-- EXERCISE INPUT --
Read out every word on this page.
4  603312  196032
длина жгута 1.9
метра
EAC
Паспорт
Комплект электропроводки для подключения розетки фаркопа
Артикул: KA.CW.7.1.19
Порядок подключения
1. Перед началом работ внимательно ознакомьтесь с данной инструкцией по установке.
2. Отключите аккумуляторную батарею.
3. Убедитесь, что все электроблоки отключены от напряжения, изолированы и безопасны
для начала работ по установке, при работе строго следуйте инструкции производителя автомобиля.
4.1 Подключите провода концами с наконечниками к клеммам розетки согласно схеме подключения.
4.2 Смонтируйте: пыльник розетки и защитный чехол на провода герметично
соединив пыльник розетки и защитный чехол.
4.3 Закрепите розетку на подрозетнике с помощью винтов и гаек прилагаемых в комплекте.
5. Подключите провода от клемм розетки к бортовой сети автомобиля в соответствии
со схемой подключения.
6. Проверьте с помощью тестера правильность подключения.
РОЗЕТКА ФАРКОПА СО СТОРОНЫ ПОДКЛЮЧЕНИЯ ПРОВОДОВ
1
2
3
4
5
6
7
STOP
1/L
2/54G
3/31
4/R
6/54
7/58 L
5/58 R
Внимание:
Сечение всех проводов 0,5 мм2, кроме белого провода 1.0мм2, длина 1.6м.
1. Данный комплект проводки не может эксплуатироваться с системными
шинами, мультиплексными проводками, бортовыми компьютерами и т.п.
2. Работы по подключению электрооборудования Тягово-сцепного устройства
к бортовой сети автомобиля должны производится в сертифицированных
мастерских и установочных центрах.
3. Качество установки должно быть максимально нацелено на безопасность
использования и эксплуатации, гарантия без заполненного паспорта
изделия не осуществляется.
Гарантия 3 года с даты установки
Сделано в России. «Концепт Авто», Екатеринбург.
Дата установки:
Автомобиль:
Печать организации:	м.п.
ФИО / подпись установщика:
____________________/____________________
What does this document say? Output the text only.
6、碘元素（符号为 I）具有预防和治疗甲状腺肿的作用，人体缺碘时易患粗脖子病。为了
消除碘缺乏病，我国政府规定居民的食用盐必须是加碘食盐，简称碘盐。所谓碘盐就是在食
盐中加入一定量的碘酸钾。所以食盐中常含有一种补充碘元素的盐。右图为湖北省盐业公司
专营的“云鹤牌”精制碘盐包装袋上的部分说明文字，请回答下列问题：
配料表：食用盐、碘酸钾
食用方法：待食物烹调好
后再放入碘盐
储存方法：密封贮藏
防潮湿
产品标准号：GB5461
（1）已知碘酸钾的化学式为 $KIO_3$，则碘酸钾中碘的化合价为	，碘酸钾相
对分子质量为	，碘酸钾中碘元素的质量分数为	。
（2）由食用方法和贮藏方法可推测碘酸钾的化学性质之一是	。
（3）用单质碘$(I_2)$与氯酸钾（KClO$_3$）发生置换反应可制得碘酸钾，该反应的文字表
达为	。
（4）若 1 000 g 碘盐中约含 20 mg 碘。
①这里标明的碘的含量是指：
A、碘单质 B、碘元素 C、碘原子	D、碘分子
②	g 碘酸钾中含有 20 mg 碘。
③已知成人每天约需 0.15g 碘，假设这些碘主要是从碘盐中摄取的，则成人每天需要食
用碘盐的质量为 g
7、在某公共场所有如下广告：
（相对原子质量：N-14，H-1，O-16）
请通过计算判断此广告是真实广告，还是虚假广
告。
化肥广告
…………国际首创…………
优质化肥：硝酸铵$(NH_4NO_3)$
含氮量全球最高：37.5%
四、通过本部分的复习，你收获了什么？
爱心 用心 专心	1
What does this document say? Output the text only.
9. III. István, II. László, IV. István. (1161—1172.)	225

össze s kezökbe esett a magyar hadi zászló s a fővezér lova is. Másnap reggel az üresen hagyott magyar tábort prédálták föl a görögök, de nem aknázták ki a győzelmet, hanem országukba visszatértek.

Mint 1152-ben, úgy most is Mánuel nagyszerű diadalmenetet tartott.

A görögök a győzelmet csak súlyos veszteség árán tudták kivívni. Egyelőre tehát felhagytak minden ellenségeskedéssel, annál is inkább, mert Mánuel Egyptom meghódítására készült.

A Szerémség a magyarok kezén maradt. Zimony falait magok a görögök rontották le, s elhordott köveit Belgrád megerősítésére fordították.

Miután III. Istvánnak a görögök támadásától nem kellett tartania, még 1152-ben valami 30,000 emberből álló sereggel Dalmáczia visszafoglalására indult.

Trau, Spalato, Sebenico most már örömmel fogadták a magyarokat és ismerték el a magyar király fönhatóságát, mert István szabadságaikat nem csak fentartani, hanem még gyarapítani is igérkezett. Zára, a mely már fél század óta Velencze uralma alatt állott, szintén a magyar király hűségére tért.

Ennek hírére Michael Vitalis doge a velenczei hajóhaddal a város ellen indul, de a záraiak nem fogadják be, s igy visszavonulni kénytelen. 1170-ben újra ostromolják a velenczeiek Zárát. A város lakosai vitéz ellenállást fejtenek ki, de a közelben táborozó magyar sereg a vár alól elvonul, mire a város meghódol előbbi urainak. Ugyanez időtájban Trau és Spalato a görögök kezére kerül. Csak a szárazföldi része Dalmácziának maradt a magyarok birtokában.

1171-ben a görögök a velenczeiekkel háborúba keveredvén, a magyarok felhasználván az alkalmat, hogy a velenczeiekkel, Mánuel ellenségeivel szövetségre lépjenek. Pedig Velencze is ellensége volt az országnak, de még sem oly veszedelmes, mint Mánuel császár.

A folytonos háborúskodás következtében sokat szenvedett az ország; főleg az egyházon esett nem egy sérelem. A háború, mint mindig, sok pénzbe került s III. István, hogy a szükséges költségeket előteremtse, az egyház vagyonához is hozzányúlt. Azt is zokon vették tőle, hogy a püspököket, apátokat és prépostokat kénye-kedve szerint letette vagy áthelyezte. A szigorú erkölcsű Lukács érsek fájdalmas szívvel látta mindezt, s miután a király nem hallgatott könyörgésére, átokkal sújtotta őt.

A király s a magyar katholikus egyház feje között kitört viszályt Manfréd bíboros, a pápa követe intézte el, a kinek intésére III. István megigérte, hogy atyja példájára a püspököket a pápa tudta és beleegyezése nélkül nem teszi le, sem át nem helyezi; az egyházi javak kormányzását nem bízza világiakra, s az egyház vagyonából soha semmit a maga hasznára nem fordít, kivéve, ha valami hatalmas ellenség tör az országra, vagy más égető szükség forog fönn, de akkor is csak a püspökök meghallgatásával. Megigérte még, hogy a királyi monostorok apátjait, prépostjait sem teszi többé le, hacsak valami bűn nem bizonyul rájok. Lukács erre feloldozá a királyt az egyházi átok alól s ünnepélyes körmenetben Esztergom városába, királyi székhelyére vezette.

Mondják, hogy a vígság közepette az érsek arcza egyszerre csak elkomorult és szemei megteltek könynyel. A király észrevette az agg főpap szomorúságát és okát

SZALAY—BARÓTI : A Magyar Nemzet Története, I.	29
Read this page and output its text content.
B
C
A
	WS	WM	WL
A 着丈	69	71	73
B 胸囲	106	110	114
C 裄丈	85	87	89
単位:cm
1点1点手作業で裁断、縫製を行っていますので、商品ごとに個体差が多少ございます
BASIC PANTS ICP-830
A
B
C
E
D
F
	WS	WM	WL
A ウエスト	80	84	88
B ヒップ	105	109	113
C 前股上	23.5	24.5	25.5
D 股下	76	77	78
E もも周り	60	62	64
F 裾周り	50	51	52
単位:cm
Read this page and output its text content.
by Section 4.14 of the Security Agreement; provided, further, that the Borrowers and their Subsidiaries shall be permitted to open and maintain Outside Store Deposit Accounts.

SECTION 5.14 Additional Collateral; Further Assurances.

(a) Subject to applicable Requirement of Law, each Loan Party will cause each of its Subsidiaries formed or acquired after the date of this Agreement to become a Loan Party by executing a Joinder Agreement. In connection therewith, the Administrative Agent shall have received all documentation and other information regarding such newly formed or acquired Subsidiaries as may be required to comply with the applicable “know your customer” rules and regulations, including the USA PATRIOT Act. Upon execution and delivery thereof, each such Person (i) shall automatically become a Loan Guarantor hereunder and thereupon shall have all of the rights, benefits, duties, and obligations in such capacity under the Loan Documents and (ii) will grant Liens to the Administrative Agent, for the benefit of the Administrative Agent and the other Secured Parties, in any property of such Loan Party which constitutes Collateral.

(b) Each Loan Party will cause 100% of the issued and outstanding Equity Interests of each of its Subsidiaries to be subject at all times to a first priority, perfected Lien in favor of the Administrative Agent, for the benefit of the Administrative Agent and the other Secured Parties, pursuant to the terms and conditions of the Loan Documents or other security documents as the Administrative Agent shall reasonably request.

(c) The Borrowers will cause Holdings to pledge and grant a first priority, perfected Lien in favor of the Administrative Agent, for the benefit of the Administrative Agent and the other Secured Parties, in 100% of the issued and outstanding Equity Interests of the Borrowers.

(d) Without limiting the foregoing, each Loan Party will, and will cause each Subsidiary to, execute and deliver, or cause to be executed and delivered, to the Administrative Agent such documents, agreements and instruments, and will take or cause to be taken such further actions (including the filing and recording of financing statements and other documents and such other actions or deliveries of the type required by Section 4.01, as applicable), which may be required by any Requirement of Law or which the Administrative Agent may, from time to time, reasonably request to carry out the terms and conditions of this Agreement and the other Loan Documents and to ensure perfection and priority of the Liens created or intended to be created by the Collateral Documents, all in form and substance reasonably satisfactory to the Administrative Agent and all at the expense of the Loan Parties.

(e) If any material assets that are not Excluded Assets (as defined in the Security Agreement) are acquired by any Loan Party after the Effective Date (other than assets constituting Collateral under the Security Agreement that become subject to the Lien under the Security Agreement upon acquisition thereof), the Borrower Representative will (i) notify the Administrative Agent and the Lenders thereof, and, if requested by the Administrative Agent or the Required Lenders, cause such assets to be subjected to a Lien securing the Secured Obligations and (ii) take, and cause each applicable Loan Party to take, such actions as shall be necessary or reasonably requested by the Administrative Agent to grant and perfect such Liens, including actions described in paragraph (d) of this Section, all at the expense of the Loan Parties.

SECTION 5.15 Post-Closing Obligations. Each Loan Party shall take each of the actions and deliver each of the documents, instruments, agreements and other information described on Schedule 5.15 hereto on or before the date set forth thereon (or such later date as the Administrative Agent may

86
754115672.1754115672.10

-- TO DO --
Go through the records above and copy every line with the word "mert".

-- SOLUTION TO THE EXERCISE --
A görögök a győzelmet csak súlyos veszteség árán tudták kivívni. Egyelőre tehát felhagytak minden ellenségeskedéssel, annál is inkább, mert Mánuel Egyptom meghódítására készült.
Trau, Spalato, Sebenico most már örömmel fogadták a magyarokat és ismerték el a magyar király fönhatóságát, mert István szabadságaikat nem csak fentartani, hanem még gyarapítani is igérkezett. Zára, a mely már fél század óta Velencze uralma alatt állott, szintén a magyar király hűségére tért.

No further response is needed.